- _Task objective_:
Lines holding the string "document" are the ones to copy; find them all in the data.

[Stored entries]
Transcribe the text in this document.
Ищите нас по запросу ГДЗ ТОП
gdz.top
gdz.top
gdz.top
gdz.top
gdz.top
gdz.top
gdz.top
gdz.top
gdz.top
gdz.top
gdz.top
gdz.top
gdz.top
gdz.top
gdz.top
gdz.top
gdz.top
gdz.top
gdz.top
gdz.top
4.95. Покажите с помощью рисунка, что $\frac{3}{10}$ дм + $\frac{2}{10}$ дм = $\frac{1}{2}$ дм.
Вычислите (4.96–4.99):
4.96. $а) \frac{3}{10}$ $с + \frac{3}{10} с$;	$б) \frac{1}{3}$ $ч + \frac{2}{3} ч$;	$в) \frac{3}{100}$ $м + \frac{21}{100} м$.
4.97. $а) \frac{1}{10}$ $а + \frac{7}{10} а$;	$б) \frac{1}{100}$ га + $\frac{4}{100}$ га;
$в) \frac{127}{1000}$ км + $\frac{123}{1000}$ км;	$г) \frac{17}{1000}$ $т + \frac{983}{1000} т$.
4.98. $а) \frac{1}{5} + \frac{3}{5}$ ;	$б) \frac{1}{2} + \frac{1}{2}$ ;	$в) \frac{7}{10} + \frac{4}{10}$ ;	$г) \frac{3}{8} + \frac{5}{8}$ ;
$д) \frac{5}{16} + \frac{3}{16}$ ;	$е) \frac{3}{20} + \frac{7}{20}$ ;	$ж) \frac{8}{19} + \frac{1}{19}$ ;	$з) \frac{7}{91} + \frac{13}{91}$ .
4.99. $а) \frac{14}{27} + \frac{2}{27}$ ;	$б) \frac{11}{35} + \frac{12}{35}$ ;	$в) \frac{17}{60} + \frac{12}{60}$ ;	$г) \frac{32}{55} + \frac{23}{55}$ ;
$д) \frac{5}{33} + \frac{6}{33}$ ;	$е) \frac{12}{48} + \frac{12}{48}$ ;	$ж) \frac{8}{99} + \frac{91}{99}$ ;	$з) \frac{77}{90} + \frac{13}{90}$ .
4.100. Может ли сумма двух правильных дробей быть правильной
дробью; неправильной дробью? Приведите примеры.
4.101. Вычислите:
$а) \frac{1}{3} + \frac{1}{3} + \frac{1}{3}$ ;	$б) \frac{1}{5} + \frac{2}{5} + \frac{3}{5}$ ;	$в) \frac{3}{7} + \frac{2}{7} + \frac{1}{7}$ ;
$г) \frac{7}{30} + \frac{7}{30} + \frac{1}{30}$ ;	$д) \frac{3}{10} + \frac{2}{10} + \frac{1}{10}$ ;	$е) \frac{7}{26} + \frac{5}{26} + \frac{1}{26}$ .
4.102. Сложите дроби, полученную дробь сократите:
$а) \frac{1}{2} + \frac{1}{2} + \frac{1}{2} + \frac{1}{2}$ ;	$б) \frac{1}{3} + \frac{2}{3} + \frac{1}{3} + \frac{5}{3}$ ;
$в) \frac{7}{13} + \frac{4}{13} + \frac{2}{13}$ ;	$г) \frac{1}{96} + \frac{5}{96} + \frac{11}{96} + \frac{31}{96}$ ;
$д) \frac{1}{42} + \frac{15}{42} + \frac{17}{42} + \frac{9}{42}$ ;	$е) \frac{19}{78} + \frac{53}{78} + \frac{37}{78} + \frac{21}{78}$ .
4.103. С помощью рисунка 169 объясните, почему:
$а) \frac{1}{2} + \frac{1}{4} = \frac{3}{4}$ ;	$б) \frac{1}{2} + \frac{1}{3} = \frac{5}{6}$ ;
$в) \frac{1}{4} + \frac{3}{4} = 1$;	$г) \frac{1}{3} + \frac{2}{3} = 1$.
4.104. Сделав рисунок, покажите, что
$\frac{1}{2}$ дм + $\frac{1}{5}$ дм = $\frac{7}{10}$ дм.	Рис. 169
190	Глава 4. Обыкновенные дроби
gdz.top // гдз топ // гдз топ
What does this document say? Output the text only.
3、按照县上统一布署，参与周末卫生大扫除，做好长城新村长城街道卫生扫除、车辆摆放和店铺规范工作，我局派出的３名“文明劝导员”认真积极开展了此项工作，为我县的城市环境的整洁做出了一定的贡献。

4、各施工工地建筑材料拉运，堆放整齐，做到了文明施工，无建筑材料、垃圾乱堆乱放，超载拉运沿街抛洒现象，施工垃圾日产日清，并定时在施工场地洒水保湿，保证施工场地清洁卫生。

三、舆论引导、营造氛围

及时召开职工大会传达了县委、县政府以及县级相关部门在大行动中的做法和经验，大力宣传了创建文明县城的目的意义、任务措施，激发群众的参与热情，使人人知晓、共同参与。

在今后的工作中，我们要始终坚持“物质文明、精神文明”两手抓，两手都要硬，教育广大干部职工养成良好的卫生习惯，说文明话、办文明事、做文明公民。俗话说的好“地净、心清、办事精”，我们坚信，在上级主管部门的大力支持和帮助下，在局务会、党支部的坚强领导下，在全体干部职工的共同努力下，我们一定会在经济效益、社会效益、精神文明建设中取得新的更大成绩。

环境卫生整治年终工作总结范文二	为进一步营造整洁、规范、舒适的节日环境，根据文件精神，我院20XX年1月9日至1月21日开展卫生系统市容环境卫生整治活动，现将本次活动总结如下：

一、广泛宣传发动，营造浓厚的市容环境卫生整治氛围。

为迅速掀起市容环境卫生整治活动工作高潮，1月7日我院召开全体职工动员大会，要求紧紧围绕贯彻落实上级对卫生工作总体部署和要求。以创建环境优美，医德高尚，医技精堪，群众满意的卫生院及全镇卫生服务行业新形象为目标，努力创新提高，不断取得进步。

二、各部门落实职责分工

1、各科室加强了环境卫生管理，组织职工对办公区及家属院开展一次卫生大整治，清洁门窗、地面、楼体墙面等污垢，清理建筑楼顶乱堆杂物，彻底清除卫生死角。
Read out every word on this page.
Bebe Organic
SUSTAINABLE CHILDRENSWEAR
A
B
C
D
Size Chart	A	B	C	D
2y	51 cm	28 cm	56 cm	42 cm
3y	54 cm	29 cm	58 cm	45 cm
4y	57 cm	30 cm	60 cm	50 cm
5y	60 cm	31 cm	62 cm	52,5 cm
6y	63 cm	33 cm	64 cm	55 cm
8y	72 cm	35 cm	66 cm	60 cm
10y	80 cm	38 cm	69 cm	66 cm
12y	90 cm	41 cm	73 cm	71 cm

- _Written response_:
Transcribe the text in this document.
What does this document say? Output the text only.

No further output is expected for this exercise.